**PROBLEM:** Produce an exact copy of all the data below, dropping every image.

**TASK INPUT:**

_ _ _ _ _ _ _

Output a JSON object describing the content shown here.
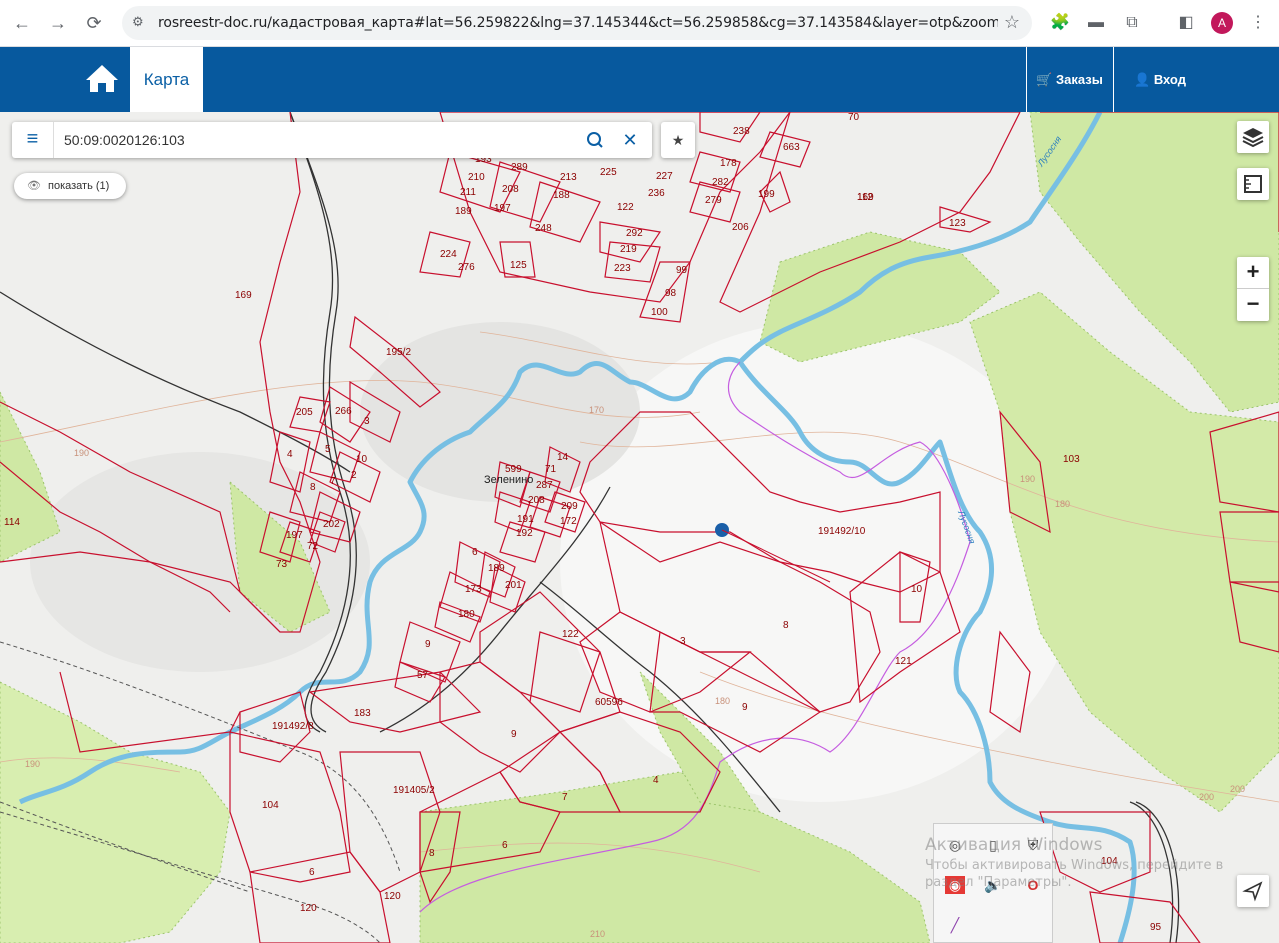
{
  "browser": {
    "url": "rosreestr-doc.ru/кадастровая_карта#lat=56.259822&lng=37.145344&ct=56.259858&cg=37.143584&layer=otp&zoom=16&zouit=fal...",
    "avatar_letter": "A"
  },
  "header": {
    "tab_map": "Карта",
    "orders_label": "Заказы",
    "login_label": "Вход",
    "brand_color": "#07599e"
  },
  "search": {
    "value": "50:09:0020126:103",
    "show_label": "показать (1)"
  },
  "zoom": {
    "in": "+",
    "out": "−"
  },
  "map": {
    "settlement_name": "Зеленино",
    "plot_labels": [
      "663",
      "70",
      "238",
      "178",
      "282",
      "279",
      "199",
      "169",
      "206",
      "227",
      "236",
      "225",
      "122",
      "292",
      "219",
      "223",
      "99",
      "98",
      "100",
      "193",
      "289",
      "210",
      "208",
      "211",
      "197",
      "189",
      "188",
      "213",
      "248",
      "224",
      "276",
      "125",
      "123",
      "112",
      "169",
      "195/2",
      "205",
      "266",
      "3",
      "4",
      "5",
      "10",
      "2",
      "8",
      "7",
      "202",
      "197",
      "72",
      "73",
      "114",
      "14",
      "599",
      "71",
      "287",
      "208",
      "209",
      "191",
      "172",
      "192",
      "6",
      "189",
      "201",
      "173",
      "180",
      "9",
      "57",
      "183",
      "191492/8",
      "122",
      "3",
      "8",
      "10",
      "121",
      "191492/10",
      "103",
      "60596",
      "9",
      "9",
      "4",
      "7",
      "6",
      "191405/2",
      "104",
      "8",
      "6",
      "120",
      "120",
      "104",
      "95",
      "60596"
    ],
    "contour_labels": [
      "190",
      "170",
      "180",
      "180",
      "190",
      "200",
      "200",
      "210",
      "190"
    ],
    "river_labels": [
      "Лусосня",
      "Лусосня"
    ]
  },
  "os_watermark": {
    "line1": "Активация Windows",
    "line2": "Чтобы активировать Windows, перейдите в раздел \"Параметры\"."
  }
}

_ _ _ _ _ _ _

**RESULT:**
Output a JSON object describing the content shown here.
{
  "browser": {
    "url": "rosreestr-doc.ru/кадастровая_карта#lat=56.259822&lng=37.145344&ct=56.259858&cg=37.143584&layer=otp&zoom=16&zouit=fal...",
    "avatar_letter": "A"
  },
  "header": {
    "tab_map": "Карта",
    "orders_label": "Заказы",
    "login_label": "Вход",
    "brand_color": "#07599e"
  },
  "search": {
    "value": "50:09:0020126:103",
    "show_label": "показать (1)"
  },
  "zoom": {
    "in": "+",
    "out": "−"
  },
  "map": {
    "settlement_name": "Зеленино",
    "plot_labels": [
      "663",
      "70",
      "238",
      "178",
      "282",
      "279",
      "199",
      "169",
      "206",
      "227",
      "236",
      "225",
      "122",
      "292",
      "219",
      "223",
      "99",
      "98",
      "100",
      "193",
      "289",
      "210",
      "208",
      "211",
      "197",
      "189",
      "188",
      "213",
      "248",
      "224",
      "276",
      "125",
      "123",
      "112",
      "169",
      "195/2",
      "205",
      "266",
      "3",
      "4",
      "5",
      "10",
      "2",
      "8",
      "7",
      "202",
      "197",
      "72",
      "73",
      "114",
      "14",
      "599",
      "71",
      "287",
      "208",
      "209",
      "191",
      "172",
      "192",
      "6",
      "189",
      "201",
      "173",
      "180",
      "9",
      "57",
      "183",
      "191492/8",
      "122",
      "3",
      "8",
      "10",
      "121",
      "191492/10",
      "103",
      "60596",
      "9",
      "9",
      "4",
      "7",
      "6",
      "191405/2",
      "104",
      "8",
      "6",
      "120",
      "120",
      "104",
      "95",
      "60596"
    ],
    "contour_labels": [
      "190",
      "170",
      "180",
      "180",
      "190",
      "200",
      "200",
      "210",
      "190"
    ],
    "river_labels": [
      "Лусосня",
      "Лусосня"
    ]
  },
  "os_watermark": {
    "line1": "Активация Windows",
    "line2": "Чтобы активировать Windows, перейдите в раздел \"Параметры\"."
  }
}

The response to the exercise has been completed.